• **Exercises**
1) Do these statements agree with the ztunnel troubleshooting text? (a) Every option of the istioctl proxy-config CLI works with a ztunnel proxy instance. (b) A ztunnel proxy's raw configuration dump can be fetched with a curl to an endpoint inside a ztunnel proxy pod. (c) Istiod's state for a given ztunnel proxy is read from port 15000. Answer yes or no for each, quoting the words of the text that decide it.
2) Continue the ztunnel troubleshooting text, starting after its final sentence.

• **Source extract**
%%

Using these CLI commands, a user can check that ztunnel proxies are getting configured with all the expected workloads and TLS certificates and missing information can be used for troubleshooting to explain any potential observed networking errors. A user may also use the all option to view all parts of the proxy-config with a single CLI command and the JSON output formatter as shown in the example below to display the complete set of available state information.

  1. $ istioctl proxy-config all "$ZTUNNEL".istio-system -o json | jq

Note that when used with a ztunnel proxy instance, not all options of the istioctl proxy-config CLI are supported since some apply only to sidecar proxies.

An advanced user may also view the raw configuration dump of a ztunnel proxy via a curl to the endpoint inside a ztunnel proxy pod as shown in the following example.

  1. $ kubectl exec ds/ztunnel -n istio-system -- curl http://localhost:15000/config_dump | jq .

Viewing Istiod state for ztunnel xDS resources

Sometimes an advanced user may want to view the state of ztunnel proxy config resources as maintained in the istiod control plane, in the format of the xDS API resources defined specially for ztunnel proxies. This can be done by exec-ing into the istiod pod and obtaining this information from port 15014 for a given ztunnel proxy as shown in the example below. This output can then also be saved and viewed with a JSON pretty print formatter utility for easier browsing (not shown in the example).

%%

Boxed element entries
%%

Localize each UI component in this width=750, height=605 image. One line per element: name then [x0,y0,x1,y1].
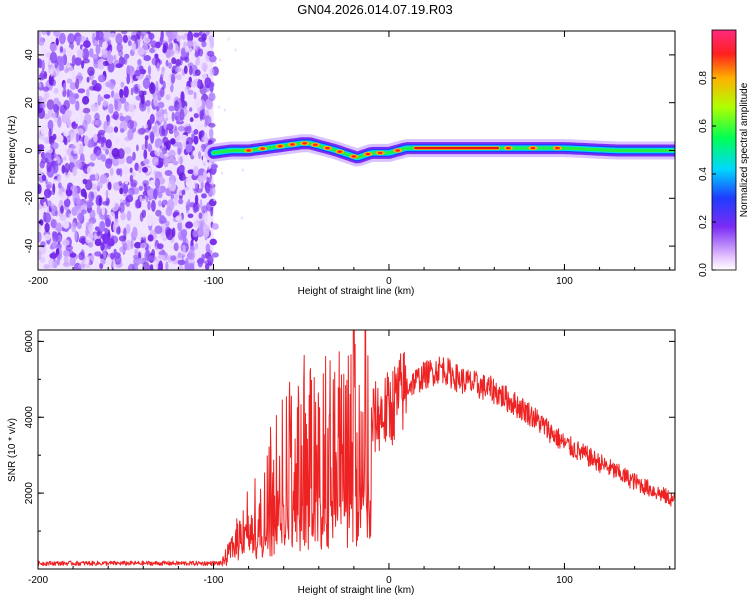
colorbar-gradient [711,29,737,271]
snr-panel: -200 -100 0 100 2000 4000 6000 Height of strai… [7,329,676,596]
snr-series [38,330,675,567]
spectrogram-y-tick-label: 40 [24,49,35,61]
ridge-hotspot-core [555,146,560,150]
colorbar-tick-label: 0.2 [698,215,709,229]
noise-speckle [38,31,244,270]
ridge-hotspot-core [530,146,536,150]
spectrogram-y-tick-label: 20 [24,97,35,109]
colorbar-tick-label: 0.6 [698,119,709,133]
spectrogram-x-tick-label: -200 [28,276,48,287]
ridge-hotspot-core [395,149,401,152]
snr-ticks: -200 -100 0 100 2000 4000 6000 [24,330,675,586]
spectrogram-x-tick-label: -100 [203,276,223,287]
ridge-hotspot-core [505,146,511,150]
snr-y-tick-label: 4000 [24,406,35,429]
ridge-hotspot-core [302,142,308,145]
snr-y-tick-label: 6000 [24,330,35,353]
ridge-band [204,134,675,167]
snr-frame [37,329,676,570]
snr-x-axis-label: Height of straight line (km) [298,585,415,596]
colorbar: 0.0 0.2 0.4 0.6 0.8 Normalized spectral ampl… [698,29,750,277]
ridge-hotspot-core [312,143,318,146]
snr-y-tick-label: 2000 [24,482,35,505]
snr-line [38,330,675,567]
colorbar-tick-label: 0.8 [698,71,709,85]
spectrogram-y-tick-label: -40 [24,238,35,253]
snr-y-axis-label: SNR (10 * v/v) [7,418,18,482]
colorbar-label: Normalized spectral amplitude [739,82,750,217]
spectrogram-y-tick-label: -20 [24,191,35,206]
spectrogram-x-axis-label: Height of straight line (km) [298,286,415,297]
spectrogram-y-tick-label: 0 [24,147,35,153]
ridge-hotspot-core [365,152,371,156]
snr-x-tick-label: 100 [556,575,573,586]
spectrogram-x-tick-label: 100 [556,276,573,287]
colorbar-ticks: 0.0 0.2 0.4 0.6 0.8 [698,71,716,277]
ridge-hotspot-core [246,149,252,152]
colorbar-tick-label: 0.0 [698,263,709,277]
spectrogram-x-tick-label: 0 [386,276,392,287]
ridge-hotspot-core [337,150,343,153]
snr-x-tick-label: 0 [386,575,392,586]
ridge-hotspot-core [325,146,330,150]
ridge-hotspot-core [260,147,265,150]
ridge-hotspot-core [290,143,295,146]
ridge-hotspot-core [351,155,357,158]
ridge-hotspot-core [377,151,383,155]
ridge-hotspot-core [277,145,283,148]
spectrogram-y-axis-label: Frequency (Hz) [7,116,18,185]
spectrogram-heatmap [38,31,675,270]
colorbar-tick-label: 0.4 [698,167,709,181]
snr-x-tick-label: -200 [28,575,48,586]
chart-title: GN04.2026.014.07.19.R03 [297,2,452,17]
snr-x-tick-label: -100 [203,575,223,586]
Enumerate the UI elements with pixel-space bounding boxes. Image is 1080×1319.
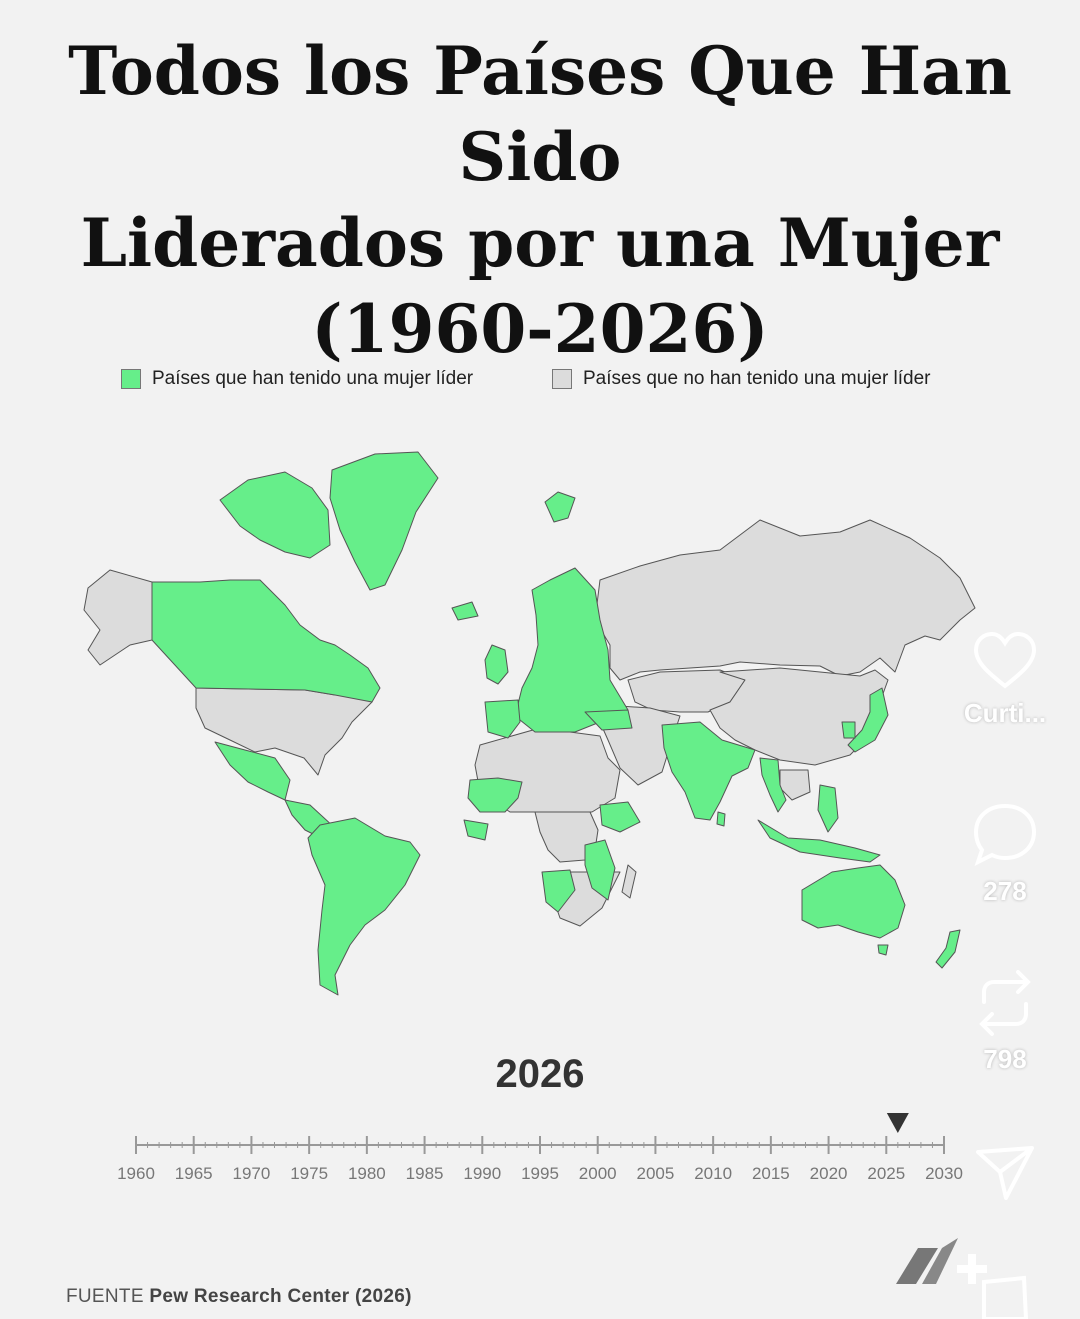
timeline-tick-label: 1980	[348, 1164, 386, 1183]
repost-control[interactable]: 798	[960, 968, 1050, 1075]
title-line-3: (1960-2026)	[311, 290, 769, 368]
region-canada	[151, 579, 381, 703]
title-line-1: Todos los Países Que Han Sido	[68, 32, 1012, 196]
source-prefix: FUENTE	[66, 1286, 144, 1307]
region-japan	[847, 687, 889, 753]
like-label: Curti...	[963, 698, 1047, 728]
timeline-tick-label: 1975	[290, 1164, 328, 1183]
source-note: FUENTE Pew Research Center (2026)	[66, 1286, 412, 1308]
timeline-tick-label: 1985	[406, 1164, 444, 1183]
region-arctic-islands	[219, 471, 331, 559]
region-madagascar	[621, 864, 637, 899]
region-mali-west-africa	[467, 777, 523, 813]
legend-swatch-not-led	[552, 369, 572, 389]
region-svalbard	[544, 491, 576, 523]
region-greenland	[329, 451, 439, 591]
region-europe	[514, 567, 629, 733]
timeline-tick-label: 1965	[175, 1164, 213, 1183]
region-new-zealand	[935, 929, 961, 969]
region-iceland	[451, 601, 479, 621]
timeline-tick-label: 2005	[637, 1164, 675, 1183]
timeline-tick-label: 1960	[117, 1164, 155, 1183]
region-iberia	[484, 699, 521, 739]
region-india-subcontinent	[661, 721, 756, 821]
timeline-tick-label: 2030	[925, 1164, 963, 1183]
legend-item-not-led: Países que no han tenido una mujer líder	[552, 368, 931, 390]
legend-item-led: Países que han tenido una mujer líder	[121, 368, 473, 390]
like-control[interactable]: Curti...	[960, 630, 1050, 729]
legend-label-not-led: Países que no han tenido una mujer líder	[583, 368, 931, 389]
region-china-mongolia	[709, 667, 889, 766]
region-uk-ireland	[484, 644, 509, 685]
timeline-tick-label: 2025	[867, 1164, 905, 1183]
comment-icon[interactable]	[970, 800, 1040, 870]
current-year-label: 2026	[495, 1052, 585, 1096]
region-east-africa	[584, 839, 616, 901]
timeline-tick-label: 1990	[463, 1164, 501, 1183]
share-control[interactable]	[960, 1142, 1050, 1204]
world-map	[83, 451, 976, 996]
timeline-tick-label: 2020	[810, 1164, 848, 1183]
heart-icon[interactable]	[970, 630, 1040, 692]
timeline-tick-label: 2015	[752, 1164, 790, 1183]
comment-control[interactable]: 278	[960, 800, 1050, 907]
legend-swatch-led	[121, 369, 141, 389]
region-south-america	[307, 817, 421, 996]
page-title: Todos los Países Que Han Sido Liderados …	[0, 28, 1080, 372]
region-sri-lanka	[716, 811, 726, 827]
repost-icon[interactable]	[970, 968, 1040, 1038]
region-philippines	[817, 784, 839, 833]
timeline-tick-label: 1995	[521, 1164, 559, 1183]
timeline-tick-label: 2000	[579, 1164, 617, 1183]
comments-count: 278	[983, 876, 1027, 906]
region-tasmania	[877, 944, 889, 956]
region-ethiopia	[599, 801, 641, 833]
timeline-tick-label: 2010	[694, 1164, 732, 1183]
timeline-marker[interactable]	[886, 1113, 909, 1133]
region-korea	[841, 721, 856, 739]
region-turkey	[584, 709, 633, 731]
legend-label-led: Países que han tenido una mujer líder	[152, 368, 474, 389]
region-russia	[594, 519, 976, 681]
region-myanmar-thailand	[759, 757, 787, 813]
source-name: Pew Research Center (2026)	[149, 1286, 412, 1307]
region-indonesia	[757, 819, 881, 863]
timeline-tick-label: 1970	[233, 1164, 271, 1183]
region-alaska	[83, 569, 153, 666]
title-line-2: Liderados por una Mujer	[80, 204, 1000, 282]
region-australia	[801, 864, 906, 939]
reposts-count: 798	[983, 1044, 1027, 1074]
share-icon[interactable]	[970, 1142, 1040, 1204]
region-namibia-zambia	[541, 869, 576, 913]
legend: Países que han tenido una mujer líder Pa…	[0, 368, 1080, 398]
timeline-slider[interactable]: 1960 1965 1970 1975 1980 1985 1990 1995 2000 2005…	[100, 1105, 980, 1185]
brand-logo	[896, 1238, 1029, 1319]
region-west-africa-coast	[463, 819, 489, 841]
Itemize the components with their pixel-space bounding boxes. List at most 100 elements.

%%

• **Expected responses**
1)
(a) No: "not all options of the istioctl proxy-config CLI are supported since some apply only to sidecar proxies"
(b) Yes: "view the raw configuration dump of a ztunnel proxy via a curl to the endpoint inside a ztunnel proxy pod"
(c) No: "obtaining this information from port 15014 for a given ztunnel proxy"

2)
  1. $ kubectl exec -n istio-system deploy/istiod -- curl localhost:15014/debug/config_dump?proxyID="$ZTUNNEL".istio-system | jq

Verifying ztunnel traffic logs

Send some traffic from a client sleep pod to the httpbin service.

  1. $ kubectl -n ambient-demo exec deploy/sleep -- sh -c "for i in $(seq 1 10); do curl -s -I http://httpbin:8000/; done"
  2. HTTP/1.1 200 OK
  3. Server: gunicorn/19.9.0
  4. --snip--

The response displayed confirms the client pod receives responses from the service. Now check logs of the ztunnel pods to confirm the traffic was sent over the HBONE tunnel.

  1. $ kubectl -n istio-system logs -l app=ztunnel | grep -E "inbound|outbound"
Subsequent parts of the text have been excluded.